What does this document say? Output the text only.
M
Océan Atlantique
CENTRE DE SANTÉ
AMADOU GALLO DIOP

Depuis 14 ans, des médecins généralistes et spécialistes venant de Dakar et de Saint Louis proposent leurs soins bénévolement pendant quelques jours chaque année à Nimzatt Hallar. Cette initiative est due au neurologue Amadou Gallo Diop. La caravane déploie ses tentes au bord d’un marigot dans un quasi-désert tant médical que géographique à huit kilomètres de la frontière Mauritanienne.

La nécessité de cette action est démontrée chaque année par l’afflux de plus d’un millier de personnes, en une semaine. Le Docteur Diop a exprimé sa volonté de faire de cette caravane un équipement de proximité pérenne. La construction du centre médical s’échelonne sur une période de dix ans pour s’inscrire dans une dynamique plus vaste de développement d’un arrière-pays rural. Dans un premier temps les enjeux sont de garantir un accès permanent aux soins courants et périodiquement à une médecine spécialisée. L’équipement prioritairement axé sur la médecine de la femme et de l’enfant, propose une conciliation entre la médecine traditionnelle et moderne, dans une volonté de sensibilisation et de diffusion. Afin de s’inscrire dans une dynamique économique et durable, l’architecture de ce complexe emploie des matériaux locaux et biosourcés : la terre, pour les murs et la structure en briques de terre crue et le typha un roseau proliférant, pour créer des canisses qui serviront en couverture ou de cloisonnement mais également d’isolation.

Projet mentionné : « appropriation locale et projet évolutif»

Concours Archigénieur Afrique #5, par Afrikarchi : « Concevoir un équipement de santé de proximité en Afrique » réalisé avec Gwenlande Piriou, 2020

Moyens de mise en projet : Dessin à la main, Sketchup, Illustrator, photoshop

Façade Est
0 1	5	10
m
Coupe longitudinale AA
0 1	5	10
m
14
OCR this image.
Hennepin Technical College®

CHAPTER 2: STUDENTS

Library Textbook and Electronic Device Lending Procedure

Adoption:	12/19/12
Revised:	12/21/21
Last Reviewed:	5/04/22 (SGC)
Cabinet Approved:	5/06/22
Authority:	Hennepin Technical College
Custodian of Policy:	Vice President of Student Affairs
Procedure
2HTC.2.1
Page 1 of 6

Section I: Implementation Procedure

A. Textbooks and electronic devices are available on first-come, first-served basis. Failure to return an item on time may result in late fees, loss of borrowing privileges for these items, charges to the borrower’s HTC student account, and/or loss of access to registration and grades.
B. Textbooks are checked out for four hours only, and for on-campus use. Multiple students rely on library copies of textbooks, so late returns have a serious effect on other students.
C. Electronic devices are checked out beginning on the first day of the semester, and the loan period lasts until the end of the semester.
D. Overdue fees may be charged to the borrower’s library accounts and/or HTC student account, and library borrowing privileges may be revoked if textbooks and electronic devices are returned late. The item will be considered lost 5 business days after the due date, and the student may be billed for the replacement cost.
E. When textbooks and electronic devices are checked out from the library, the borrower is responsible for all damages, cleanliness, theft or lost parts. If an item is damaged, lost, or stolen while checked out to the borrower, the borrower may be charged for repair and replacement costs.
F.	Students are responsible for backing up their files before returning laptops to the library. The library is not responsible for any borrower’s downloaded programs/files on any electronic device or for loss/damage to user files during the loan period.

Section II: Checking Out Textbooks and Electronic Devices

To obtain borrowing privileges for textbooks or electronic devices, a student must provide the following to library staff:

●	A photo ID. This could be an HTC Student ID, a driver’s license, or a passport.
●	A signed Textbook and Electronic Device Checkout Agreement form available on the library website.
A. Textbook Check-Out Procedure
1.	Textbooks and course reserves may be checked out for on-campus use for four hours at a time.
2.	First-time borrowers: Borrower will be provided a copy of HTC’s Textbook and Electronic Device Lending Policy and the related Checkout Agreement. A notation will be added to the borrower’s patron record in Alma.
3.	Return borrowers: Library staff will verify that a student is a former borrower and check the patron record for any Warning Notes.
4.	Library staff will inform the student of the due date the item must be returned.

** PROBLEM DETAILS **
Go through the material above and copy each line that has the word "only".

** RESULT OF THIS EXERCISE **
What does this document say? Output the text only.
B. Textbooks are checked out for four hours only, and for on-campus use. Multiple students rely on library copies of textbooks, so late returns have a serious effect on other students.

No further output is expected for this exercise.